EXCERPTED DATA
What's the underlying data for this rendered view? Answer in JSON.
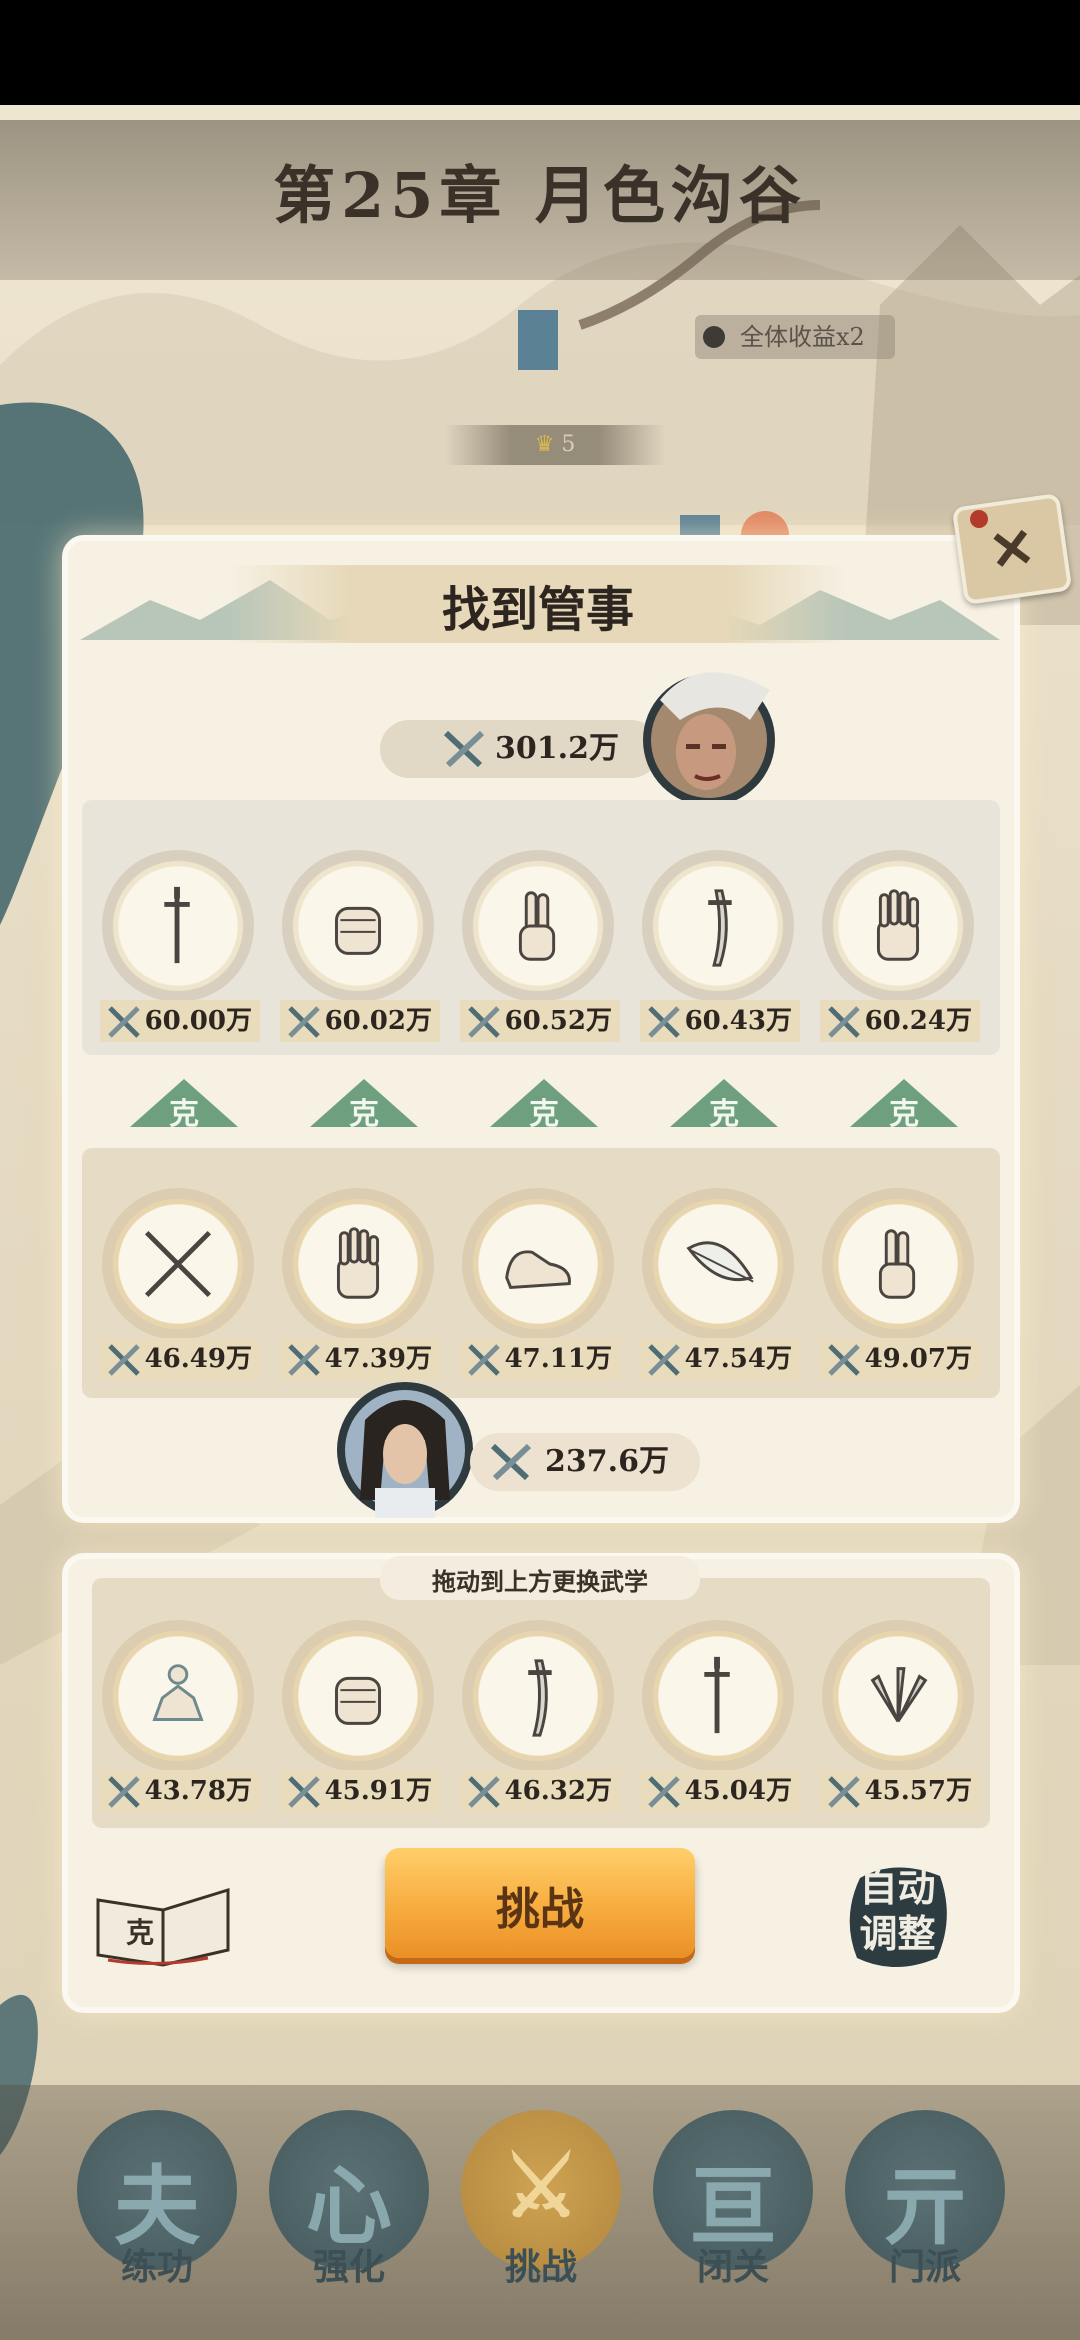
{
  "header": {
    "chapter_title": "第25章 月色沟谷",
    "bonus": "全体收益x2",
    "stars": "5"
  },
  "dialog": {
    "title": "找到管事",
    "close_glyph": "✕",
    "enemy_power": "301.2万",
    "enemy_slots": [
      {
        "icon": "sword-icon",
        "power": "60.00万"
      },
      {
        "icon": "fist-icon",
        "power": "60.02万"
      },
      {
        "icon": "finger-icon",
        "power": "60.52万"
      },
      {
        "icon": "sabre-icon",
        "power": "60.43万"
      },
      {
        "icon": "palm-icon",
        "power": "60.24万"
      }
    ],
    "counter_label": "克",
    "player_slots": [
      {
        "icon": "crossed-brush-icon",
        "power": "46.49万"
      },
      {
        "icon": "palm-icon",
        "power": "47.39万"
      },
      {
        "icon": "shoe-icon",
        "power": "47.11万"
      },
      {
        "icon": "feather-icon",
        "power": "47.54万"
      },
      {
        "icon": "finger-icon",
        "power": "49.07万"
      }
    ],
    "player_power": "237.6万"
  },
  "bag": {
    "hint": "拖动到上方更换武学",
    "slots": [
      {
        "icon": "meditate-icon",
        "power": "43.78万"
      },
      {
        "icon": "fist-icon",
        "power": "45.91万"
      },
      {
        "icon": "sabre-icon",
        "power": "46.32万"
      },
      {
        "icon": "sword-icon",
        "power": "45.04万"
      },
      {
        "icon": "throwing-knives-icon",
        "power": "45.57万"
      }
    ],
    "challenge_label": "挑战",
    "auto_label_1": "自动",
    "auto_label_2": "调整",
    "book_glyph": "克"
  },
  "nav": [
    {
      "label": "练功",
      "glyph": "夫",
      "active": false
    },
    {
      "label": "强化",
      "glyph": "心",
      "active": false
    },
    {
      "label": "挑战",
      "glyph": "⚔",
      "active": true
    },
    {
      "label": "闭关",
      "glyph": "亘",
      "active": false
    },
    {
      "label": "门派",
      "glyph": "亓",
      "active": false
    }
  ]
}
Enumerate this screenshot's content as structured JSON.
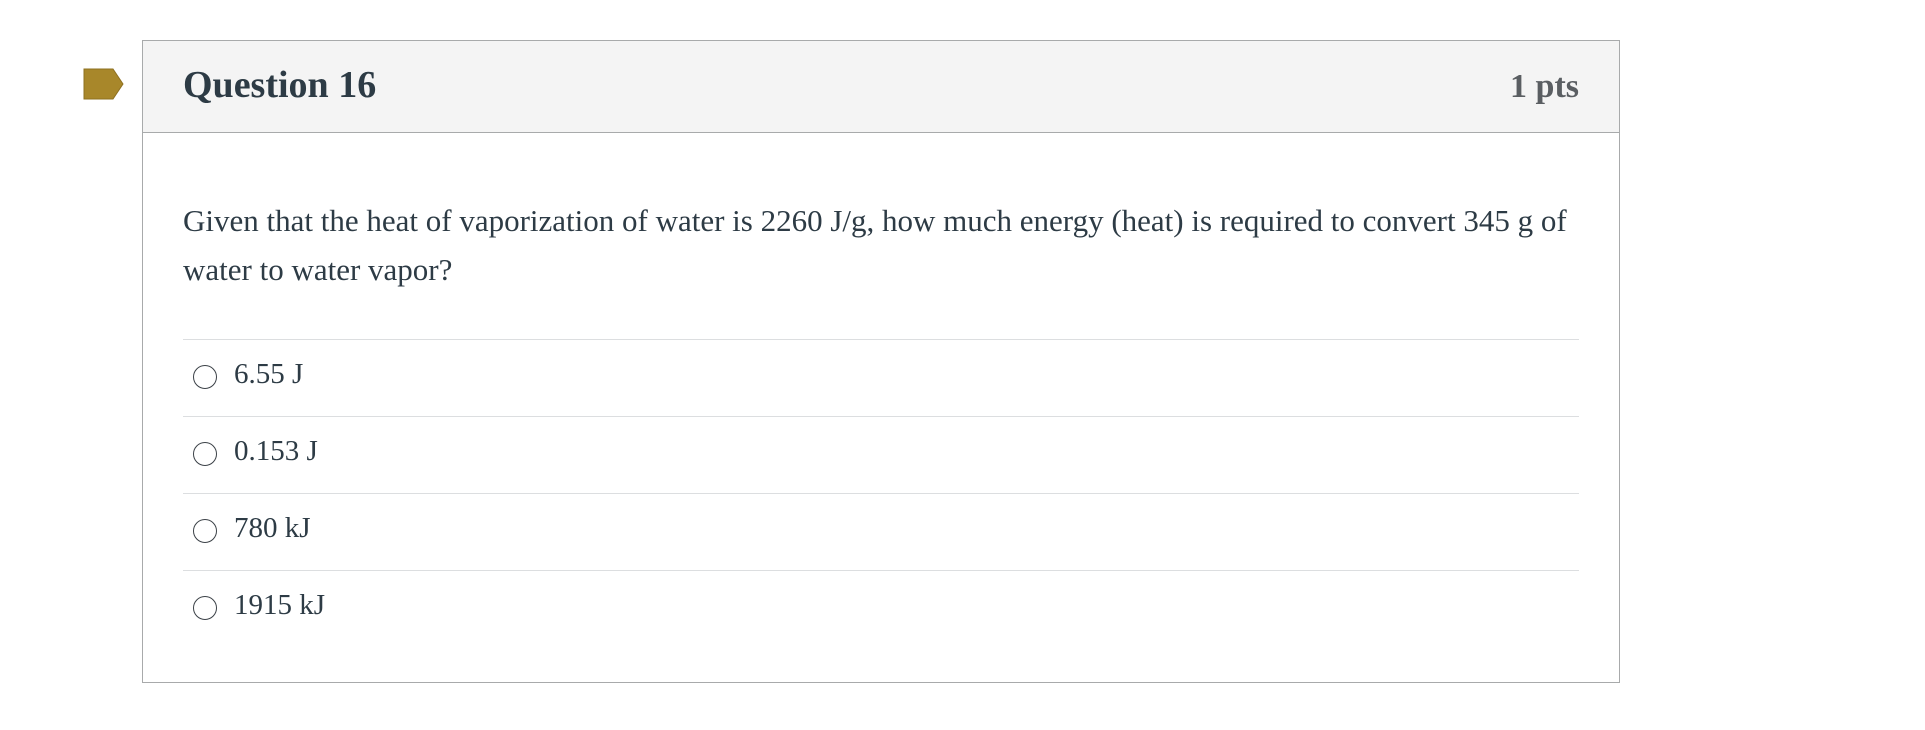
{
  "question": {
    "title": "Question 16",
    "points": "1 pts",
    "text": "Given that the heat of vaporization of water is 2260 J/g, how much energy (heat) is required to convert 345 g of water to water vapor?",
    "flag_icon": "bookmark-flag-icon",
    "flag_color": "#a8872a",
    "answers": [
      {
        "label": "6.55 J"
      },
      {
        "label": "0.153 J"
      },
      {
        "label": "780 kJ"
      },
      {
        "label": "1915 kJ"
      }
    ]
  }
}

PROBLEM TO WORK ON
Starting at the line that contains "Enumerate this screenshot's", write out every line through the end of the entries, both ends included, without any pictures.

OUTPUT
Enumerate this screenshot's content as structured JSON.
{
  "question": {
    "title": "Question 16",
    "points": "1 pts",
    "text": "Given that the heat of vaporization of water is 2260 J/g, how much energy (heat) is required to convert 345 g of water to water vapor?",
    "flag_icon": "bookmark-flag-icon",
    "flag_color": "#a8872a",
    "answers": [
      {
        "label": "6.55 J"
      },
      {
        "label": "0.153 J"
      },
      {
        "label": "780 kJ"
      },
      {
        "label": "1915 kJ"
      }
    ]
  }
}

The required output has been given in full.